■ Stated exercise:
Word for word, quote all of the material, omitting the pictures.
──────
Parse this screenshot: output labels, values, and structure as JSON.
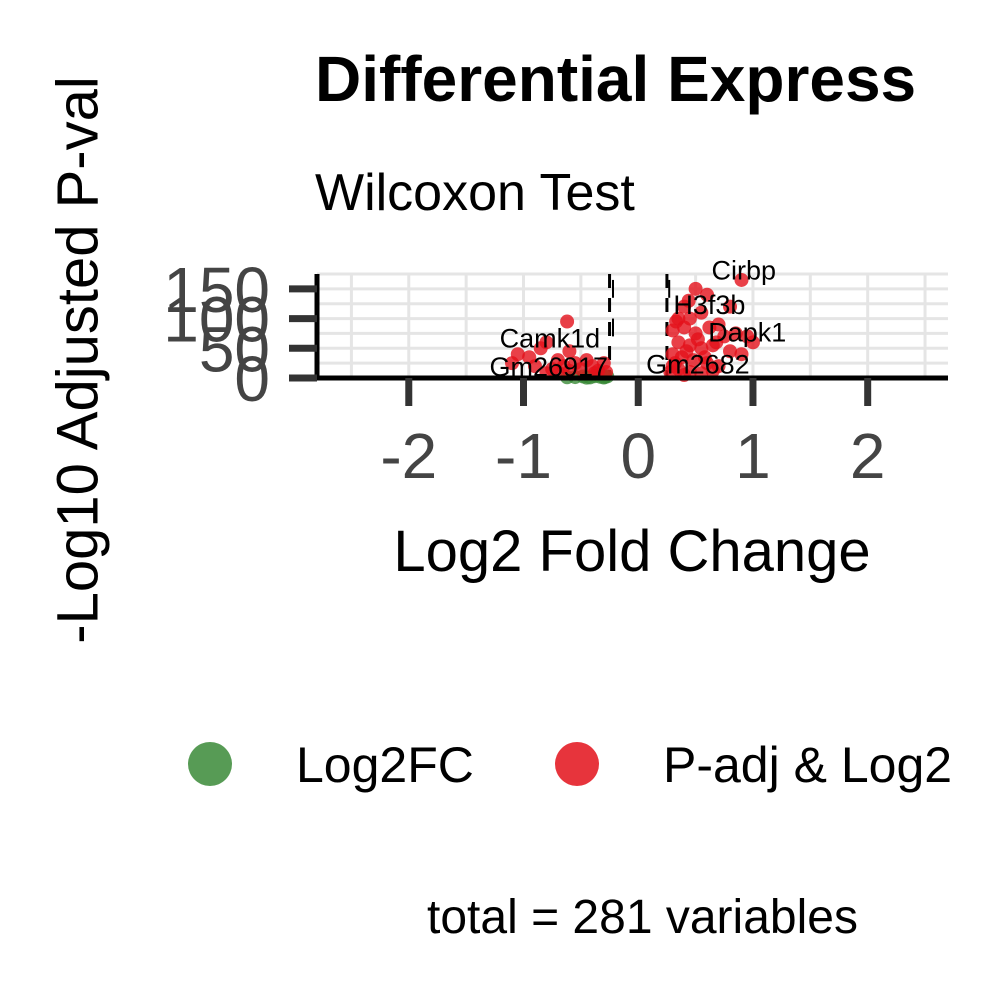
{
  "chart_data": {
    "type": "scatter",
    "title": "Differential Express",
    "subtitle": "Wilcoxon Test",
    "xlabel": "Log2 Fold Change",
    "ylabel": "-Log10 Adjusted P-val",
    "xlim": [
      -2.8,
      2.7
    ],
    "ylim": [
      0,
      175
    ],
    "xticks": [
      -2,
      -1,
      0,
      1,
      2
    ],
    "xtick_labels": [
      "-2",
      "-1",
      "0",
      "1",
      "2"
    ],
    "yticks": [
      0,
      50,
      100,
      150
    ],
    "ytick_labels": [
      "0",
      "50",
      "100",
      "150"
    ],
    "grid": true,
    "thresholds": {
      "x": [
        -0.25,
        0.25
      ],
      "y": 1.3
    },
    "legend_position": "bottom",
    "series": [
      {
        "name": "Log2FC",
        "color": "#3a8a37",
        "points": [
          [
            -0.55,
            1.5
          ],
          [
            -0.48,
            2.5
          ],
          [
            -0.42,
            1.0
          ],
          [
            -0.38,
            3.0
          ],
          [
            -0.33,
            2.0
          ],
          [
            -0.3,
            0.8
          ],
          [
            -0.29,
            1.8
          ],
          [
            -0.27,
            2.6
          ],
          [
            -0.62,
            1.2
          ],
          [
            -0.45,
            0.6
          ]
        ]
      },
      {
        "name": "P-adj & Log2",
        "color": "#e3101a",
        "points": [
          [
            -0.62,
            95
          ],
          [
            -0.8,
            60
          ],
          [
            -0.85,
            50
          ],
          [
            -1.05,
            40
          ],
          [
            -1.1,
            25
          ],
          [
            -0.95,
            35
          ],
          [
            -0.9,
            20
          ],
          [
            -0.7,
            30
          ],
          [
            -0.6,
            45
          ],
          [
            -0.55,
            25
          ],
          [
            -0.5,
            15
          ],
          [
            -0.45,
            30
          ],
          [
            -0.4,
            20
          ],
          [
            -0.35,
            12
          ],
          [
            -0.7,
            10
          ],
          [
            -0.8,
            8
          ],
          [
            -0.3,
            25
          ],
          [
            -0.28,
            10
          ],
          [
            -0.38,
            8
          ],
          [
            -0.6,
            12
          ],
          [
            -0.65,
            20
          ],
          [
            -0.75,
            15
          ],
          [
            0.5,
            150
          ],
          [
            0.6,
            140
          ],
          [
            0.9,
            165
          ],
          [
            0.8,
            120
          ],
          [
            0.4,
            120
          ],
          [
            0.35,
            100
          ],
          [
            0.45,
            100
          ],
          [
            0.55,
            110
          ],
          [
            0.3,
            80
          ],
          [
            0.4,
            85
          ],
          [
            0.5,
            75
          ],
          [
            0.7,
            90
          ],
          [
            0.75,
            70
          ],
          [
            0.85,
            75
          ],
          [
            0.95,
            70
          ],
          [
            1.0,
            60
          ],
          [
            0.35,
            60
          ],
          [
            0.45,
            55
          ],
          [
            0.55,
            50
          ],
          [
            0.65,
            55
          ],
          [
            0.8,
            45
          ],
          [
            0.9,
            40
          ],
          [
            0.3,
            40
          ],
          [
            0.38,
            35
          ],
          [
            0.48,
            30
          ],
          [
            0.6,
            25
          ],
          [
            0.7,
            20
          ],
          [
            0.3,
            20
          ],
          [
            0.35,
            15
          ],
          [
            0.45,
            10
          ],
          [
            0.55,
            8
          ],
          [
            0.65,
            12
          ],
          [
            0.4,
            5
          ],
          [
            0.28,
            10
          ],
          [
            0.32,
            25
          ],
          [
            0.42,
            45
          ],
          [
            0.52,
            65
          ],
          [
            0.62,
            85
          ],
          [
            0.58,
            35
          ],
          [
            0.33,
            95
          ],
          [
            0.44,
            130
          ],
          [
            0.68,
            60
          ]
        ]
      }
    ],
    "labels": [
      {
        "text": "Cirbp",
        "x": 0.92,
        "y": 162
      },
      {
        "text": "H3f3b",
        "x": 0.62,
        "y": 104
      },
      {
        "text": "Dapk1",
        "x": 0.95,
        "y": 58
      },
      {
        "text": "Camk1d",
        "x": -0.77,
        "y": 48
      },
      {
        "text": "Gm26917",
        "x": -0.78,
        "y": 0
      },
      {
        "text": "Gm2682",
        "x": 0.52,
        "y": 4
      }
    ],
    "connectors": [
      {
        "x": -0.22,
        "y1": 135,
        "y2": 165
      },
      {
        "x": -0.22,
        "y1": 70,
        "y2": 100
      },
      {
        "x": 0.27,
        "y1": 135,
        "y2": 165
      }
    ],
    "caption": "total = 281 variables"
  }
}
──────
■ Task solution:
Parse this screenshot: output labels, values, and structure as JSON.
{
  "chart_data": {
    "type": "scatter",
    "title": "Differential Express",
    "subtitle": "Wilcoxon Test",
    "xlabel": "Log2 Fold Change",
    "ylabel": "-Log10 Adjusted P-val",
    "xlim": [
      -2.8,
      2.7
    ],
    "ylim": [
      0,
      175
    ],
    "xticks": [
      -2,
      -1,
      0,
      1,
      2
    ],
    "xtick_labels": [
      "-2",
      "-1",
      "0",
      "1",
      "2"
    ],
    "yticks": [
      0,
      50,
      100,
      150
    ],
    "ytick_labels": [
      "0",
      "50",
      "100",
      "150"
    ],
    "grid": true,
    "thresholds": {
      "x": [
        -0.25,
        0.25
      ],
      "y": 1.3
    },
    "legend_position": "bottom",
    "series": [
      {
        "name": "Log2FC",
        "color": "#3a8a37",
        "points": [
          [
            -0.55,
            1.5
          ],
          [
            -0.48,
            2.5
          ],
          [
            -0.42,
            1.0
          ],
          [
            -0.38,
            3.0
          ],
          [
            -0.33,
            2.0
          ],
          [
            -0.3,
            0.8
          ],
          [
            -0.29,
            1.8
          ],
          [
            -0.27,
            2.6
          ],
          [
            -0.62,
            1.2
          ],
          [
            -0.45,
            0.6
          ]
        ]
      },
      {
        "name": "P-adj & Log2",
        "color": "#e3101a",
        "points": [
          [
            -0.62,
            95
          ],
          [
            -0.8,
            60
          ],
          [
            -0.85,
            50
          ],
          [
            -1.05,
            40
          ],
          [
            -1.1,
            25
          ],
          [
            -0.95,
            35
          ],
          [
            -0.9,
            20
          ],
          [
            -0.7,
            30
          ],
          [
            -0.6,
            45
          ],
          [
            -0.55,
            25
          ],
          [
            -0.5,
            15
          ],
          [
            -0.45,
            30
          ],
          [
            -0.4,
            20
          ],
          [
            -0.35,
            12
          ],
          [
            -0.7,
            10
          ],
          [
            -0.8,
            8
          ],
          [
            -0.3,
            25
          ],
          [
            -0.28,
            10
          ],
          [
            -0.38,
            8
          ],
          [
            -0.6,
            12
          ],
          [
            -0.65,
            20
          ],
          [
            -0.75,
            15
          ],
          [
            0.5,
            150
          ],
          [
            0.6,
            140
          ],
          [
            0.9,
            165
          ],
          [
            0.8,
            120
          ],
          [
            0.4,
            120
          ],
          [
            0.35,
            100
          ],
          [
            0.45,
            100
          ],
          [
            0.55,
            110
          ],
          [
            0.3,
            80
          ],
          [
            0.4,
            85
          ],
          [
            0.5,
            75
          ],
          [
            0.7,
            90
          ],
          [
            0.75,
            70
          ],
          [
            0.85,
            75
          ],
          [
            0.95,
            70
          ],
          [
            1.0,
            60
          ],
          [
            0.35,
            60
          ],
          [
            0.45,
            55
          ],
          [
            0.55,
            50
          ],
          [
            0.65,
            55
          ],
          [
            0.8,
            45
          ],
          [
            0.9,
            40
          ],
          [
            0.3,
            40
          ],
          [
            0.38,
            35
          ],
          [
            0.48,
            30
          ],
          [
            0.6,
            25
          ],
          [
            0.7,
            20
          ],
          [
            0.3,
            20
          ],
          [
            0.35,
            15
          ],
          [
            0.45,
            10
          ],
          [
            0.55,
            8
          ],
          [
            0.65,
            12
          ],
          [
            0.4,
            5
          ],
          [
            0.28,
            10
          ],
          [
            0.32,
            25
          ],
          [
            0.42,
            45
          ],
          [
            0.52,
            65
          ],
          [
            0.62,
            85
          ],
          [
            0.58,
            35
          ],
          [
            0.33,
            95
          ],
          [
            0.44,
            130
          ],
          [
            0.68,
            60
          ]
        ]
      }
    ],
    "labels": [
      {
        "text": "Cirbp",
        "x": 0.92,
        "y": 162
      },
      {
        "text": "H3f3b",
        "x": 0.62,
        "y": 104
      },
      {
        "text": "Dapk1",
        "x": 0.95,
        "y": 58
      },
      {
        "text": "Camk1d",
        "x": -0.77,
        "y": 48
      },
      {
        "text": "Gm26917",
        "x": -0.78,
        "y": 0
      },
      {
        "text": "Gm2682",
        "x": 0.52,
        "y": 4
      }
    ],
    "connectors": [
      {
        "x": -0.22,
        "y1": 135,
        "y2": 165
      },
      {
        "x": -0.22,
        "y1": 70,
        "y2": 100
      },
      {
        "x": 0.27,
        "y1": 135,
        "y2": 165
      }
    ],
    "caption": "total = 281 variables"
  }
}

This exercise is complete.